### INFORMATION GIVEN
┄┄┄┄┄┄

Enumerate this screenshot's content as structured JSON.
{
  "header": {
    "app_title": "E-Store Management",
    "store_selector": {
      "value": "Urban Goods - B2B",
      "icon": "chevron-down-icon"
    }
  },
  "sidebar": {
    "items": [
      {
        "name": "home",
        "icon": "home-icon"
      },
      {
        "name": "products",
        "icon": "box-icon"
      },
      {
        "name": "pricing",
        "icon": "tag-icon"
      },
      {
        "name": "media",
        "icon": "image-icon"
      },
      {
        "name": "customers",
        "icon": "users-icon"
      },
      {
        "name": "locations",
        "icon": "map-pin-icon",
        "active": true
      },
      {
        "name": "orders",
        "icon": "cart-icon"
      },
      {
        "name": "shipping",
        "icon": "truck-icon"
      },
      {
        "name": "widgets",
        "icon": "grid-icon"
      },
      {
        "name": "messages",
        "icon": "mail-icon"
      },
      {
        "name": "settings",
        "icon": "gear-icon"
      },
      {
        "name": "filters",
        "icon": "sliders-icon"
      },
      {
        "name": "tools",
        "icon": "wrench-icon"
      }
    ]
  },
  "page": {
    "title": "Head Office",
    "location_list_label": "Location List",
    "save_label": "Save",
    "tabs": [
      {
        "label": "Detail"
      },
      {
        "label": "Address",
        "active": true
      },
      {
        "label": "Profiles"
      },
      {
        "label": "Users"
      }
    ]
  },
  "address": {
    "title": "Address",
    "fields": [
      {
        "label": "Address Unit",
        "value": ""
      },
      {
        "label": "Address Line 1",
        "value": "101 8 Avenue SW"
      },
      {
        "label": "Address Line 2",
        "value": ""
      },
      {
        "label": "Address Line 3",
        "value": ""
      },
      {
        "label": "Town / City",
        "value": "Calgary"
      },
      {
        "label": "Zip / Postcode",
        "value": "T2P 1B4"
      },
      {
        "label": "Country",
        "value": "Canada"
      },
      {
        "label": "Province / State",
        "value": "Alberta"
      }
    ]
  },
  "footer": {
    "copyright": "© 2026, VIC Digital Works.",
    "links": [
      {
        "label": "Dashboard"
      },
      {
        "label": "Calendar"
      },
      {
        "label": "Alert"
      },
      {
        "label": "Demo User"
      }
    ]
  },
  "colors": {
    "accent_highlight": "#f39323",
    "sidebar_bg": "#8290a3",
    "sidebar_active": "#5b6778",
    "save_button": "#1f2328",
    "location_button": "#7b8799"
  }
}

┄┄┄┄┄┄

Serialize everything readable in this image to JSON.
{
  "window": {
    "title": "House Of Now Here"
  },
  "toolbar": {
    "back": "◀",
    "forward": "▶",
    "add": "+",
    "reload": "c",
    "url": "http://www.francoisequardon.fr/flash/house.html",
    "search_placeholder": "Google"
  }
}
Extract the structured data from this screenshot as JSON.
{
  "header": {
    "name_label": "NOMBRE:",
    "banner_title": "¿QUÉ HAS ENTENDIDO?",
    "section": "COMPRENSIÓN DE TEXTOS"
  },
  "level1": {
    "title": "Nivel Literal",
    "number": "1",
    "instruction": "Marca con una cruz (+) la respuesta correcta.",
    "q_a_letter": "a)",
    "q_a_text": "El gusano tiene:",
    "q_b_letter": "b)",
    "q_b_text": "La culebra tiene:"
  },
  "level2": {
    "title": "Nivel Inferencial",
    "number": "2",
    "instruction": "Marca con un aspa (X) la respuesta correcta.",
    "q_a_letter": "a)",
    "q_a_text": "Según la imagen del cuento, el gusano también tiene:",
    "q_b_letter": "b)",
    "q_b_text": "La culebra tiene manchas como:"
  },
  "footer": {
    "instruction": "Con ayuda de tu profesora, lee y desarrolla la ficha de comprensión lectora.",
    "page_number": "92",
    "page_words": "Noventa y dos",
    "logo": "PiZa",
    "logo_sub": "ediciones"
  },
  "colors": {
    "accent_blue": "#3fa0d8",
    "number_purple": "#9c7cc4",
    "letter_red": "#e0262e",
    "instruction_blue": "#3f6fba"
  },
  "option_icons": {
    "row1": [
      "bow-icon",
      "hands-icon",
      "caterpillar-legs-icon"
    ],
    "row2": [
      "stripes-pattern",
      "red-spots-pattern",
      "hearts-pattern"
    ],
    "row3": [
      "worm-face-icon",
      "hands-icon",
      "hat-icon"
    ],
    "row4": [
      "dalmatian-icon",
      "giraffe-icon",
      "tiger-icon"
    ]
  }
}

┄┄┄┄┄┄

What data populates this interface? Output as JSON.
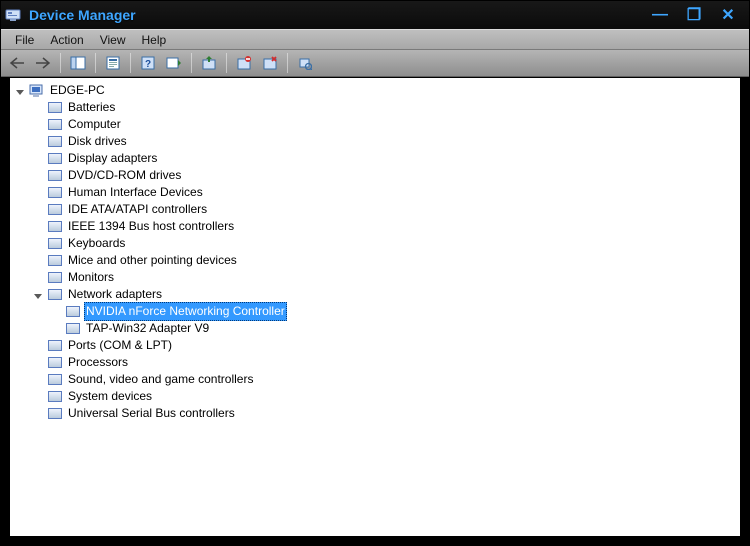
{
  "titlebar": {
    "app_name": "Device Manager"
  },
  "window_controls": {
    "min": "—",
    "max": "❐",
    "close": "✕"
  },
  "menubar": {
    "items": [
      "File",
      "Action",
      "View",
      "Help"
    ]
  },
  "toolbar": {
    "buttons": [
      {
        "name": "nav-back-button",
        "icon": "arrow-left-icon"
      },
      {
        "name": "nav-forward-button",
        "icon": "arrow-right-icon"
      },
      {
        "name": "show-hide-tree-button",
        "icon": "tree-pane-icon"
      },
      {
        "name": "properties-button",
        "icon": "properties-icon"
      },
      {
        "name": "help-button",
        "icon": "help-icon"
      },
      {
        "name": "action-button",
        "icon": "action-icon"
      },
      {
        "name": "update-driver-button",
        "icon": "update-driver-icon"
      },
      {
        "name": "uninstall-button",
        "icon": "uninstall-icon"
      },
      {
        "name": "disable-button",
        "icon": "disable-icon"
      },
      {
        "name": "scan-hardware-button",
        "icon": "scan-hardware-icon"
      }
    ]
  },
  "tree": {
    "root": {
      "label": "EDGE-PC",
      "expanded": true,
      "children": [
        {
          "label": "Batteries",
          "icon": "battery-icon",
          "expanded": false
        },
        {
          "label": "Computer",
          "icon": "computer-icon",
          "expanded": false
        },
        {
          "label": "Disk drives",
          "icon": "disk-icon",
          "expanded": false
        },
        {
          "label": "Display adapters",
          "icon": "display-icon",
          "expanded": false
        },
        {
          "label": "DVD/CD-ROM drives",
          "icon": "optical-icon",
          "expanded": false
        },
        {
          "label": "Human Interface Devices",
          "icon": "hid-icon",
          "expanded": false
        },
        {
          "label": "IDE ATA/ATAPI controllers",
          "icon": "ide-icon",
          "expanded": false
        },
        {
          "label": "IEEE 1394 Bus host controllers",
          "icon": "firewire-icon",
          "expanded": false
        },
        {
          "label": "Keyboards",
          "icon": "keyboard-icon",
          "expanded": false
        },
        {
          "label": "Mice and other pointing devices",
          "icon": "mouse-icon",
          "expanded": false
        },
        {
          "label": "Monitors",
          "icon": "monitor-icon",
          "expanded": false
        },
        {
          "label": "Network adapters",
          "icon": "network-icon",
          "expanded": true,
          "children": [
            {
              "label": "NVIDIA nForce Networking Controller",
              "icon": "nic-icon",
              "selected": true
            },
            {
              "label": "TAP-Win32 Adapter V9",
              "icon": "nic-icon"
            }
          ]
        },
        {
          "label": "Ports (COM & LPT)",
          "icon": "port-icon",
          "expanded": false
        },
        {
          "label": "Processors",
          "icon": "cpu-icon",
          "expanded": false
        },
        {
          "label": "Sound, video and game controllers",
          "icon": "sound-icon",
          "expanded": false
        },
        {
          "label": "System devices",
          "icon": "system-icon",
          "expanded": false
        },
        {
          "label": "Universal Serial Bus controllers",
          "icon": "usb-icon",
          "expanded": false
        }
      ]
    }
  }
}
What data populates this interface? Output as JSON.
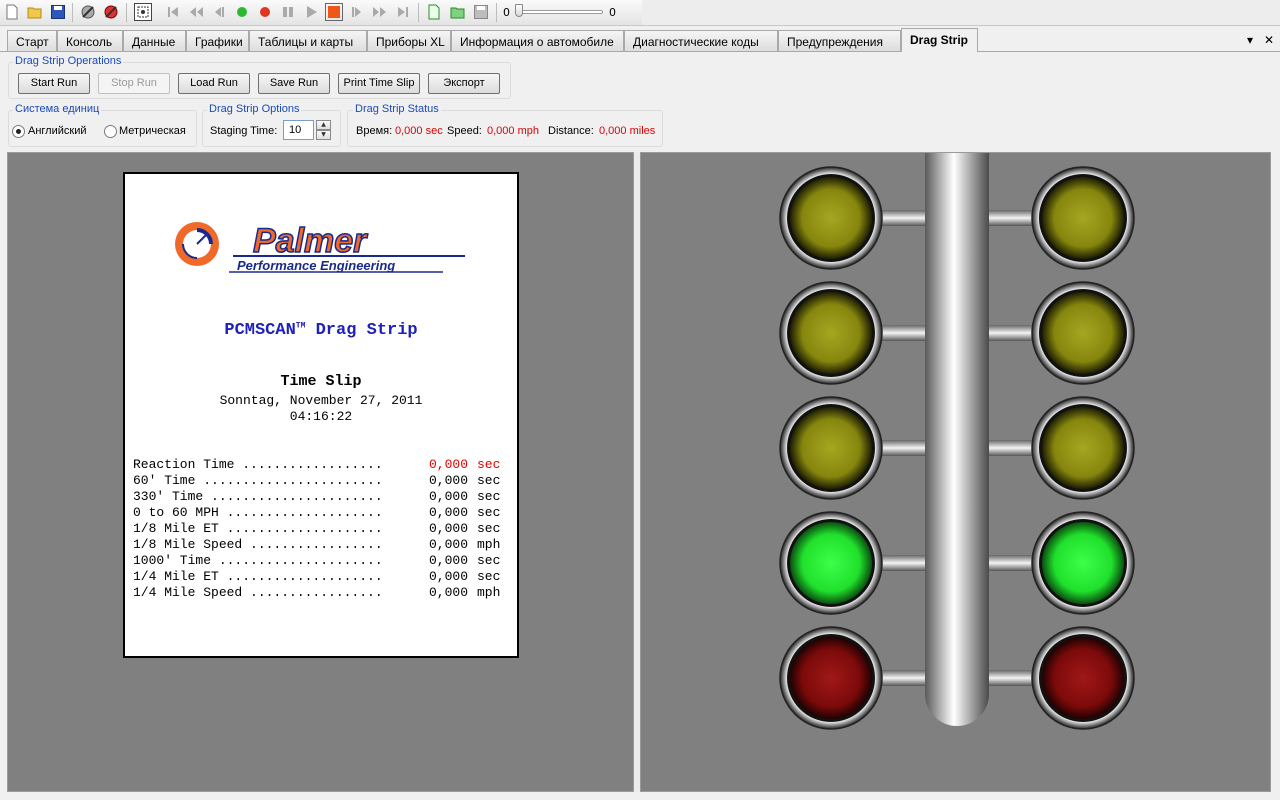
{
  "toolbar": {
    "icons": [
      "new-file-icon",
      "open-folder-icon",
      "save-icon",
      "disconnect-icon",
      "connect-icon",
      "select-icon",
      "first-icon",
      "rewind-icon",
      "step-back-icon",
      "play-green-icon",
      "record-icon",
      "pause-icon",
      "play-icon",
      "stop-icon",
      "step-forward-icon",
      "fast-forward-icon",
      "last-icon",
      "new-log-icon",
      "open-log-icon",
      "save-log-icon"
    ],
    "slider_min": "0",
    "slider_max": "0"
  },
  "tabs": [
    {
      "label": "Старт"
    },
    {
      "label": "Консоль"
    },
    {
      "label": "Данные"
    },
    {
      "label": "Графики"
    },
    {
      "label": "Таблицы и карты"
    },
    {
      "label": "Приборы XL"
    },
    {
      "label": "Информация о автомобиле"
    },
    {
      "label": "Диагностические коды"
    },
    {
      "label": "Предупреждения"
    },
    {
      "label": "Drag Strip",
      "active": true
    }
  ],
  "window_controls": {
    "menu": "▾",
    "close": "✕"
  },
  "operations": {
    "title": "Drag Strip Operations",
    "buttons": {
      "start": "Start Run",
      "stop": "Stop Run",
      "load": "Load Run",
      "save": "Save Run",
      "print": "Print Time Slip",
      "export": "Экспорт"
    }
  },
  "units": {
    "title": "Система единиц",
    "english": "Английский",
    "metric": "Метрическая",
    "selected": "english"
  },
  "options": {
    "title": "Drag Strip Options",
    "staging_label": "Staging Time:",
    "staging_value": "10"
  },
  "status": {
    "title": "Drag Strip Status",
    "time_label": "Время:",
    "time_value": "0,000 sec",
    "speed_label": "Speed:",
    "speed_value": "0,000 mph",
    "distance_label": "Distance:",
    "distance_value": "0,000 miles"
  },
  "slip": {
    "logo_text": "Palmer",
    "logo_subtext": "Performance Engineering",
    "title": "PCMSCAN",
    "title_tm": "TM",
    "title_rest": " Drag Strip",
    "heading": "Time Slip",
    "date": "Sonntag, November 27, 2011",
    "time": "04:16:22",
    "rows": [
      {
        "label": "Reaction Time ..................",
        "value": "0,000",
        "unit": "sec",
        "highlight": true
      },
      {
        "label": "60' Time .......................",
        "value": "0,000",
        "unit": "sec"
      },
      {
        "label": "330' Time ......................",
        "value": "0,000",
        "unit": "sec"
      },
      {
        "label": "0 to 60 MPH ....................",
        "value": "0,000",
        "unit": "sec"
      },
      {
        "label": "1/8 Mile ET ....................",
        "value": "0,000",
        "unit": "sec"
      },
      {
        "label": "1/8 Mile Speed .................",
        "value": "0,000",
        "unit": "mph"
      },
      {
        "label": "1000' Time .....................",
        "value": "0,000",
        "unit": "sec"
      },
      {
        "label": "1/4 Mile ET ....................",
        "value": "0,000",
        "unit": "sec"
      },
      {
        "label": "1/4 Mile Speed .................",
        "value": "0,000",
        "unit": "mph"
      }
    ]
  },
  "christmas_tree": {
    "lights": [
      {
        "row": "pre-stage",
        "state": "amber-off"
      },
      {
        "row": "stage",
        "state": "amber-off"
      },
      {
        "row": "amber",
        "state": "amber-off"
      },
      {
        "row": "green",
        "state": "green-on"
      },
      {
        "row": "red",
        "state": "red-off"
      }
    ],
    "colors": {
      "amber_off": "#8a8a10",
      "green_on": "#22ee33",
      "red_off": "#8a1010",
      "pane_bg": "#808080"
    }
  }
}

┄┄┄┄┄┄

Say how many lines hold the word "driver", giving the number and nothing else.

### RESULT
2